__JOB__. Show, in full, each line of the data that contains "surfactant".

Figure contents as structured data:
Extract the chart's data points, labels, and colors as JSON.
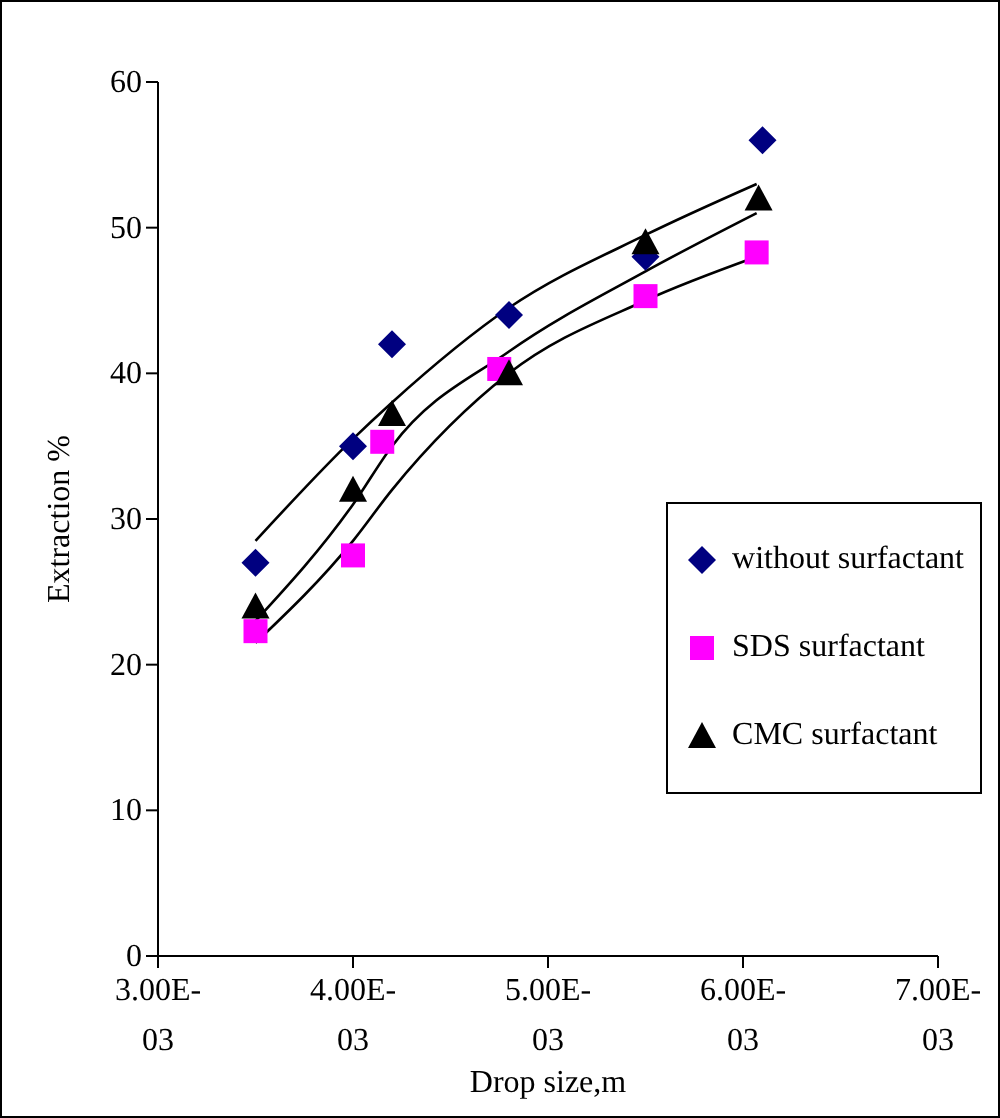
{
  "chart_data": {
    "type": "scatter",
    "xlabel": "Drop size,m",
    "ylabel": "Extraction %",
    "xlim": [
      0.003,
      0.007
    ],
    "xticks": [
      {
        "value": 0.003,
        "label": "3.00E-03"
      },
      {
        "value": 0.004,
        "label": "4.00E-03"
      },
      {
        "value": 0.005,
        "label": "5.00E-03"
      },
      {
        "value": 0.006,
        "label": "6.00E-03"
      },
      {
        "value": 0.007,
        "label": "7.00E-03"
      }
    ],
    "ylim": [
      0,
      60
    ],
    "yticks": [
      0,
      10,
      20,
      30,
      40,
      50,
      60
    ],
    "grid": false,
    "legend": "right",
    "series": [
      {
        "name": "without surfactant",
        "color": "#000080",
        "marker": "diamond",
        "x": [
          0.0035,
          0.004,
          0.0042,
          0.0048,
          0.0055,
          0.0061
        ],
        "values": [
          27,
          35,
          42,
          44,
          48,
          56
        ]
      },
      {
        "name": "SDS surfactant",
        "color": "#ff00ff",
        "marker": "square",
        "x": [
          0.0035,
          0.004,
          0.00415,
          0.00475,
          0.0055,
          0.00607
        ],
        "values": [
          22.3,
          27.5,
          35.3,
          40.3,
          45.3,
          48.3
        ]
      },
      {
        "name": "CMC surfactant",
        "color": "#000000",
        "marker": "triangle",
        "x": [
          0.0035,
          0.004,
          0.0042,
          0.0048,
          0.0055,
          0.00608
        ],
        "values": [
          24,
          32,
          37.2,
          40,
          49,
          52
        ]
      },
      {
        "type": "line",
        "color": "#000000",
        "marker": "none",
        "x": [
          0.0035,
          0.004,
          0.0042,
          0.0048,
          0.0055,
          0.00607
        ],
        "values": [
          28.5,
          35.5,
          38,
          44.5,
          49.5,
          53
        ]
      },
      {
        "type": "line",
        "color": "#000000",
        "marker": "none",
        "x": [
          0.0035,
          0.004,
          0.0042,
          0.0048,
          0.0055,
          0.00607
        ],
        "values": [
          23,
          31,
          35,
          41.5,
          47,
          51
        ]
      },
      {
        "type": "line",
        "color": "#000000",
        "marker": "none",
        "x": [
          0.0035,
          0.004,
          0.0042,
          0.0048,
          0.0055,
          0.00607
        ],
        "values": [
          21.5,
          28.5,
          32,
          40,
          45,
          48
        ]
      }
    ]
  }
}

__THE COMPLETED TASK__.
        "name": "without surfactant",
        "name": "SDS surfactant",
        "name": "CMC surfactant",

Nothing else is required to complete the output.